> Exercise brief
Each entry should be returned exactly as written, with no pictures carried over.
----
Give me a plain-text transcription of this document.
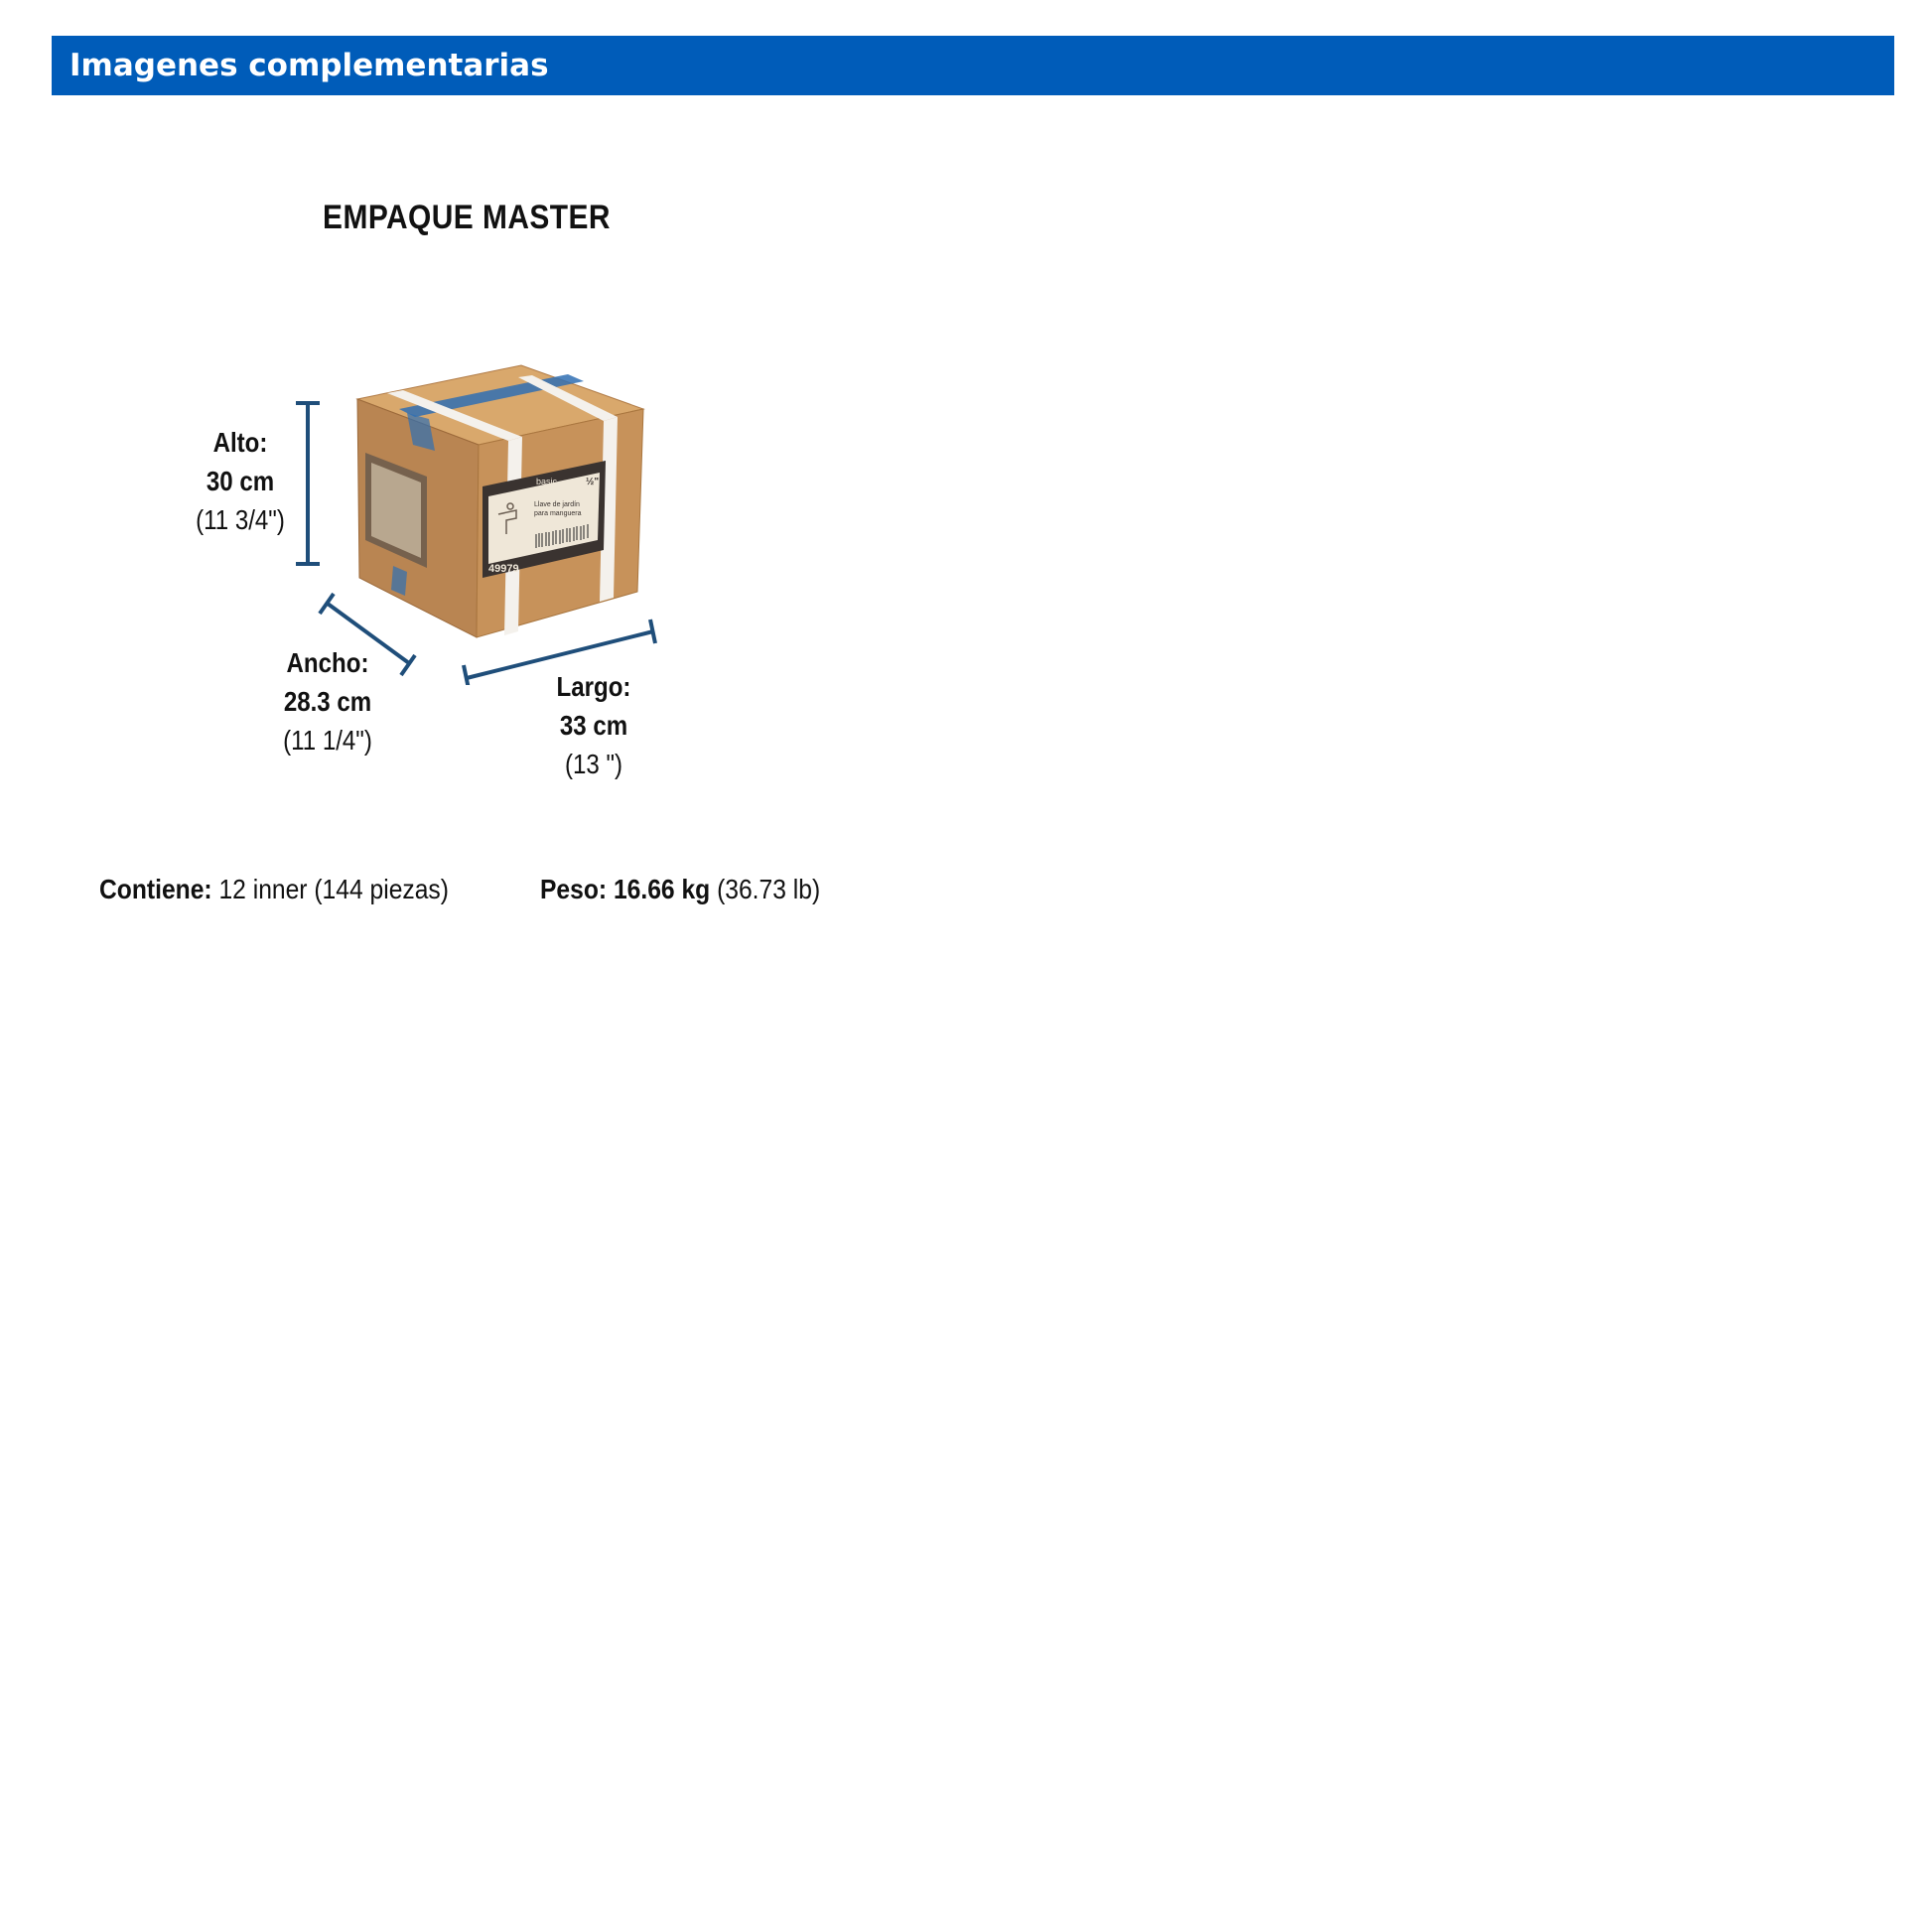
Imagenes complementarias
EMPAQUE MASTER
basic	½"
Llave de jardín
para manguera
49979
Alto:
30 cm
(11 3/4")
Ancho:
28.3 cm
(11 1/4")
Largo:
33 cm
(13 ")
Contiene: 12 inner (144 piezas)	Peso: 16.66 kg (36.73 lb)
----
> Written response
Give me a plain-text transcription of this document.
Imagenes complementarias
EMPAQUE MASTER
basic	½"
Llave de jardín
para manguera
49979
Alto:
30 cm
(11 3/4")
Ancho:
28.3 cm
(11 1/4")
Largo:
33 cm
(13 ")
Contiene: 12 inner (144 piezas)	Peso: 16.66 kg (36.73 lb)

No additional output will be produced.